[BEGIN]

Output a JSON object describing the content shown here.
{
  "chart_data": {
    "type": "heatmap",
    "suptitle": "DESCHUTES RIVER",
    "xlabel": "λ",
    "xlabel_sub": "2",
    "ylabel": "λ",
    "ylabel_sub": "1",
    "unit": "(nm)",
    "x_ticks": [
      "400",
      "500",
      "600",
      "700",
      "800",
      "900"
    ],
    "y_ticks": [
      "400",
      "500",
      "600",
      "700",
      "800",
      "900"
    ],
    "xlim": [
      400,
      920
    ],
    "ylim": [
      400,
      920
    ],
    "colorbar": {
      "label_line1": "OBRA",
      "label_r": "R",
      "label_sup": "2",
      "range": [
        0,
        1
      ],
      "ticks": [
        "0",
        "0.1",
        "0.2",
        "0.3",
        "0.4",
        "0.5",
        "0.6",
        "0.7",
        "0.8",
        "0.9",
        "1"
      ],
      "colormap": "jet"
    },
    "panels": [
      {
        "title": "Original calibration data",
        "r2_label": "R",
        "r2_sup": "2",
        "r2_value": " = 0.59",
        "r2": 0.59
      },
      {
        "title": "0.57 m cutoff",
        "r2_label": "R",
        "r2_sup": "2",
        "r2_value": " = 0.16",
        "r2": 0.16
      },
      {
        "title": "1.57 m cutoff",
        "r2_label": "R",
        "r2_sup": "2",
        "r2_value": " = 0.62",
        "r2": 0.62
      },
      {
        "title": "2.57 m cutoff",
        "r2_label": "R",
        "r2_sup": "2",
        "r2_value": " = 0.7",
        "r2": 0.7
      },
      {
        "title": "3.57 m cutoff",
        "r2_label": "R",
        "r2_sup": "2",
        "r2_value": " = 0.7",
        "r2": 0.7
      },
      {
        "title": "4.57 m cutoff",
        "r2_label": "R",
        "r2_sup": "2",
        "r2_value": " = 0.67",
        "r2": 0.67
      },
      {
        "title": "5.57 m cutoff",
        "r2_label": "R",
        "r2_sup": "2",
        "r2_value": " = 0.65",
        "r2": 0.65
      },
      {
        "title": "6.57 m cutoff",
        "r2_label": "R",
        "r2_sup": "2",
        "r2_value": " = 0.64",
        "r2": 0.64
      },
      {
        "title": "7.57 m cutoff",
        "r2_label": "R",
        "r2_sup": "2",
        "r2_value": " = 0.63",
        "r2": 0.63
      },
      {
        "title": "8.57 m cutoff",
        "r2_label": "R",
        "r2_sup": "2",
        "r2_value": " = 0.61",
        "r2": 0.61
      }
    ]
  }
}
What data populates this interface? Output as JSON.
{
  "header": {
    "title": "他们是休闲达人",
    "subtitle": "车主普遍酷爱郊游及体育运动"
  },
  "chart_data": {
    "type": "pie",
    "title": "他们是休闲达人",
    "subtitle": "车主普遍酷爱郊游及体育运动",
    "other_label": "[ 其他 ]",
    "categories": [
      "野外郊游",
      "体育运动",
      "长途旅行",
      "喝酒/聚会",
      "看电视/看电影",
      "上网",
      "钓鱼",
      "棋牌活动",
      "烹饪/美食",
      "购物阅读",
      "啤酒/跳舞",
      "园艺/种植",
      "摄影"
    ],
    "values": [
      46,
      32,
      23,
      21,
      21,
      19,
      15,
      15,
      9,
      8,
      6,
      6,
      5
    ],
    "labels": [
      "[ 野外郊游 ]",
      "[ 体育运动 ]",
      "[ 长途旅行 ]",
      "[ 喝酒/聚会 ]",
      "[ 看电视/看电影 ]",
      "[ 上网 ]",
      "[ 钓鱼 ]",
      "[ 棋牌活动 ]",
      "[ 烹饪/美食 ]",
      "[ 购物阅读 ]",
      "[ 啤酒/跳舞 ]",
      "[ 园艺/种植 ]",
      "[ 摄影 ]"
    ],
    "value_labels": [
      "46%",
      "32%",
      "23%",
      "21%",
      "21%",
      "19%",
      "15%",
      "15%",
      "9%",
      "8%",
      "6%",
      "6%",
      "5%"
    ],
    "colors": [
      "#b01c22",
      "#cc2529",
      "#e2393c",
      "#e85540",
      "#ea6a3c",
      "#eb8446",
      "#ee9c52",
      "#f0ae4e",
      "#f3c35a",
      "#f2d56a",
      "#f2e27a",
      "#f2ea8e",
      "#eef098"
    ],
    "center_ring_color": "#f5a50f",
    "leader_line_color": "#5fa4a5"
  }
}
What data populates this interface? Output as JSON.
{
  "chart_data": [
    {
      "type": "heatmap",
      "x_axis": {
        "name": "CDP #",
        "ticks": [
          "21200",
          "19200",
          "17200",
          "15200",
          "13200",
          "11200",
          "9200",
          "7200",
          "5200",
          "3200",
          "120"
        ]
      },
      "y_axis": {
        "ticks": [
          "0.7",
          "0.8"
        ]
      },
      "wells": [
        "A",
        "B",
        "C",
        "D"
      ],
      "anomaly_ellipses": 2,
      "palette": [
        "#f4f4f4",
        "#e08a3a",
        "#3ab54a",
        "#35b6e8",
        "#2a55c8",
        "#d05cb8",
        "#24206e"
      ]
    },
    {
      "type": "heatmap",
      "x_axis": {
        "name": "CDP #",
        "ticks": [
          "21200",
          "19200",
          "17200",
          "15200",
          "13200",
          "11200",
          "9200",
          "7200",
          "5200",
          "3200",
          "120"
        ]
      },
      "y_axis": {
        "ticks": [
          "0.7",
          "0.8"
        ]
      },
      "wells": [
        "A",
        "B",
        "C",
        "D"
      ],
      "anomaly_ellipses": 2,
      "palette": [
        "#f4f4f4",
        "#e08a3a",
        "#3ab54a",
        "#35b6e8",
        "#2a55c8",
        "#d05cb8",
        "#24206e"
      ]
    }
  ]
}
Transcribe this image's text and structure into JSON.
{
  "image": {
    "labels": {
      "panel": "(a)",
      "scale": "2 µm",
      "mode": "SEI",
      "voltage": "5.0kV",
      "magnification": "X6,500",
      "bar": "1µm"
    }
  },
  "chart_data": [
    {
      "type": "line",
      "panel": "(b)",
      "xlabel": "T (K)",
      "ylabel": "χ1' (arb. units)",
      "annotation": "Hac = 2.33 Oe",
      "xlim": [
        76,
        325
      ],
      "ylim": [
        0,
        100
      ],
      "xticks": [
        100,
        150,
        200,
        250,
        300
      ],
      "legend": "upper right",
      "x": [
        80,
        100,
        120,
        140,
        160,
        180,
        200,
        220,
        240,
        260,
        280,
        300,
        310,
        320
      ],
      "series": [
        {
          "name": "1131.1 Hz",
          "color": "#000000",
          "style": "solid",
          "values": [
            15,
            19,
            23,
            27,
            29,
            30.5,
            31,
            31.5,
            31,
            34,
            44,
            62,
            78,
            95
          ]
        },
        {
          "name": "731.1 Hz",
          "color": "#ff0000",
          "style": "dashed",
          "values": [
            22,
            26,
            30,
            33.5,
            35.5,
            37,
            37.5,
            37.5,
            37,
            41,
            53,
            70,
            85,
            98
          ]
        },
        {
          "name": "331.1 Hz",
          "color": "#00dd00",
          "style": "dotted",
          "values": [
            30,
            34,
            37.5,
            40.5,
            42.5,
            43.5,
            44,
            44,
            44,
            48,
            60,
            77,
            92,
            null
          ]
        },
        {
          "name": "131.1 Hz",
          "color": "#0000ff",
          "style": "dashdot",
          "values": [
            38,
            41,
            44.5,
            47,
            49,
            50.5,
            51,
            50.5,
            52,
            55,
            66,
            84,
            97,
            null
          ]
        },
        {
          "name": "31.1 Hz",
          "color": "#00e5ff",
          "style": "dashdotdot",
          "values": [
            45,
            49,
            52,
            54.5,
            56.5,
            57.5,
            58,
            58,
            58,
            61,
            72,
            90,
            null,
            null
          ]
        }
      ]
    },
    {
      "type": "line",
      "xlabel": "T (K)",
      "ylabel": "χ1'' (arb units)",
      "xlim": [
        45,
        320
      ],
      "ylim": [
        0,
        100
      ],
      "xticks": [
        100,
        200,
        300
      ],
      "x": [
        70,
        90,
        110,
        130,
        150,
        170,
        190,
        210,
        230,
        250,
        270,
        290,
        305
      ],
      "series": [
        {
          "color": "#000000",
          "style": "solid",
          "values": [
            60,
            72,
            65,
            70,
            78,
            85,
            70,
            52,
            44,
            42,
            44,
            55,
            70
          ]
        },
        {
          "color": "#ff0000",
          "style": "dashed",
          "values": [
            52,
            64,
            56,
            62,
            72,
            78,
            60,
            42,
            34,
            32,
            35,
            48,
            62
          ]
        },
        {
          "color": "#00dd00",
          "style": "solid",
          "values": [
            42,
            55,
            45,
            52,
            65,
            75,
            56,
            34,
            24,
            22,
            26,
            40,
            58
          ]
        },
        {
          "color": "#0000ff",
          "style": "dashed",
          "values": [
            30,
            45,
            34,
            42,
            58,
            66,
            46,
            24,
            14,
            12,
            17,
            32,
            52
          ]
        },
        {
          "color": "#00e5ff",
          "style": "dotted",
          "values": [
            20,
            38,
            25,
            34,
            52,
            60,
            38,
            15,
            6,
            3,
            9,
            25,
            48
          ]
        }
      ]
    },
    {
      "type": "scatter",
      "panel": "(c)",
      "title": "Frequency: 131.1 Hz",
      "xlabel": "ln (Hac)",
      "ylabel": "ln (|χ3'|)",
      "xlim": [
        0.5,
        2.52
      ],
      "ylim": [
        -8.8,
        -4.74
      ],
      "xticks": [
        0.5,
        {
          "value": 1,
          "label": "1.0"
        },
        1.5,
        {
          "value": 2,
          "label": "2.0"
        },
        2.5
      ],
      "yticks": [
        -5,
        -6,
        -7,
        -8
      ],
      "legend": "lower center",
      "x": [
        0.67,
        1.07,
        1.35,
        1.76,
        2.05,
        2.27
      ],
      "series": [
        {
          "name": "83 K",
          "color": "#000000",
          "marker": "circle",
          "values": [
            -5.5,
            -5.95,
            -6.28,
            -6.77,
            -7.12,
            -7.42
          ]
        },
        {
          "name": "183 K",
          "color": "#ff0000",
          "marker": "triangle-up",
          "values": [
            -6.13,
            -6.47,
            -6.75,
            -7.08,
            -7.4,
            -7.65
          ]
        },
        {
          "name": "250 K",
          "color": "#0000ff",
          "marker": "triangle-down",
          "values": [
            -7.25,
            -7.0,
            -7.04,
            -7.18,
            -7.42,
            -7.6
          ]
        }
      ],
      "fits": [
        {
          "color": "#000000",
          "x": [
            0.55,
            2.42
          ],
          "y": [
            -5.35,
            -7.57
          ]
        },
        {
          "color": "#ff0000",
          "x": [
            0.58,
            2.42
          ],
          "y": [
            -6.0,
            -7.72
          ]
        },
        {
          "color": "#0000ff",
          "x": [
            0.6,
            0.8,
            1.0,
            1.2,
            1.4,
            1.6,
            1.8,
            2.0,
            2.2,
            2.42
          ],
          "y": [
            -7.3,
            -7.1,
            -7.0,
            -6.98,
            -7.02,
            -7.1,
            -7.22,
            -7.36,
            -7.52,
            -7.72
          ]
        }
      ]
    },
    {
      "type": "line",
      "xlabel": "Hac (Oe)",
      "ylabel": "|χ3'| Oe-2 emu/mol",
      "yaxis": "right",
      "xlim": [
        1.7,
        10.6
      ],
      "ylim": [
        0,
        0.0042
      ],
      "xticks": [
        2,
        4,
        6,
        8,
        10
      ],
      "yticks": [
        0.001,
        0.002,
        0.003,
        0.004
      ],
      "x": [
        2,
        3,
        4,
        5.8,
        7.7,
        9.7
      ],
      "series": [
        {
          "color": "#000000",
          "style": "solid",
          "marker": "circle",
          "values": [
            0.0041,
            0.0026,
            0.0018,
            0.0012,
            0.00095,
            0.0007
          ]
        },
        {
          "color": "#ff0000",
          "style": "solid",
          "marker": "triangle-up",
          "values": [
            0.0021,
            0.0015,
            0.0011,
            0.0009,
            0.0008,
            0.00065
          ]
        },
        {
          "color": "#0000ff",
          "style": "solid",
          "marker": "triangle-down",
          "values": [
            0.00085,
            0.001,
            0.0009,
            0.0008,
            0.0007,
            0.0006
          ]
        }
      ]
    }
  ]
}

[END]

# [Task description]
Pull out every line in the material above where "legend" occurs.

# [Right answer]
      "legend": "upper right",
      "legend": "lower center",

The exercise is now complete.